[Fragmento]:
Nunca me propuse hacer felices a los niños. O mejorarles la vida, o
hacérselas más fácil. No me gustan mucho, así como no me gustan mucho
los adultos. Bueno, para ser sincero debería decir que me gustan un poco
más los chicos que los adultos, porque los adultos no me gustan para
nada.
Firmar ejemplares es horrible, estúpido, no significa nada. Y a mí
ni siquiera me sirve para seducir a las madres bonitas de los niños
lectores, porque soy gay.
El estado de la literatura infantil actual es abismal. Catastrófico.
Una de las razones para que así sea es que hay demasiados libros para
chicos.
Somos animales, violentos, criminales. No somos tan diferentes de
los simios, esas hermosas criaturas. Y se supone que debemos ser
civilizados, ir a trabajar todos los días, ser amables con nuestros
amigos, enviar tarjetas de Navidad, todas esas cosas que nos perturban
profundamente porque están en contra de lo que haríamos naturalmente.
Elegí un género muy modesto, la literatura infantil, y me escondí en
este género para poder expresarme plenamente en él. Lo elegí por
timidez y estiré sus límites todo lo posible.

[Tareas]:
**1)** Copia del fragmento todo lo que va desde "Una de las razones" hasta "todo lo posible.", pero cambia "simios" por "chimpancés".
**2)** Convierte en una lista breve el párrafo del fragmento que empieza con "Somos animales" y conserva sus datos principales.

[Conjunto de datos]:
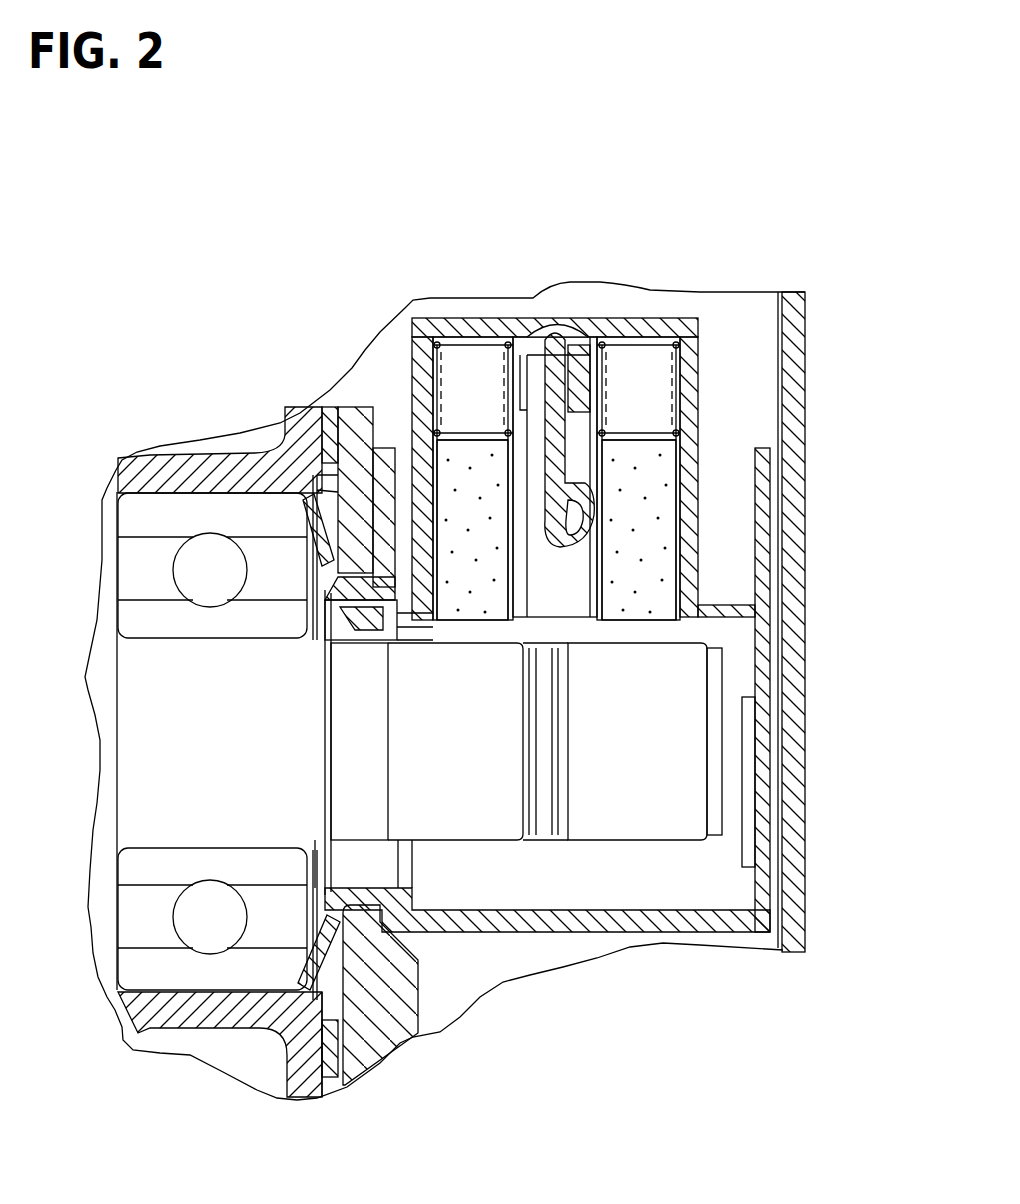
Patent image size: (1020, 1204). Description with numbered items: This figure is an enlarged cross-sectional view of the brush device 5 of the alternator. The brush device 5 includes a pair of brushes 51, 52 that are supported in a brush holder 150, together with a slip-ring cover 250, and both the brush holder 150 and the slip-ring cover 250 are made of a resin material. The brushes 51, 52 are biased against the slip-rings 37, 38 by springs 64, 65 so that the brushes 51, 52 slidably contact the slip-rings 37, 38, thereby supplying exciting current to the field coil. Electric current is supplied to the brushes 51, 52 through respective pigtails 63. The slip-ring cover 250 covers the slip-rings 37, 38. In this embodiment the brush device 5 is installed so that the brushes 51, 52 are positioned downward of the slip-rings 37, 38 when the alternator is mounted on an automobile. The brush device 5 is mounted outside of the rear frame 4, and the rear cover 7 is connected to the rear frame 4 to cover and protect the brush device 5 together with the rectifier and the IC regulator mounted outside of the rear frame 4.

[Resultados esperados]:
**1)**
Una de las razones para que así sea es que hay demasiados libros para
chicos.
Somos animales, violentos, criminales. No somos tan diferentes de
los chimpancés, esas hermosas criaturas. Y se supone que debemos ser
civilizados, ir a trabajar todos los días, ser amables con nuestros
amigos, enviar tarjetas de Navidad, todas esas cosas que nos perturban
profundamente porque están en contra de lo que haríamos naturalmente.
Elegí un género muy modesto, la literatura infantil, y me escondí en
este género para poder expresarme plenamente en él. Lo elegí por
timidez y estiré sus límites todo lo posible.

**2)**
- Somos animales violentos y criminales, no muy distintos de los simios.
- Se supone que debemos ser civilizados: ir a trabajar todos los días, ser amables con los amigos y enviar tarjetas de Navidad.
- Esas cosas nos perturban profundamente porque van en contra de lo que haríamos naturalmente.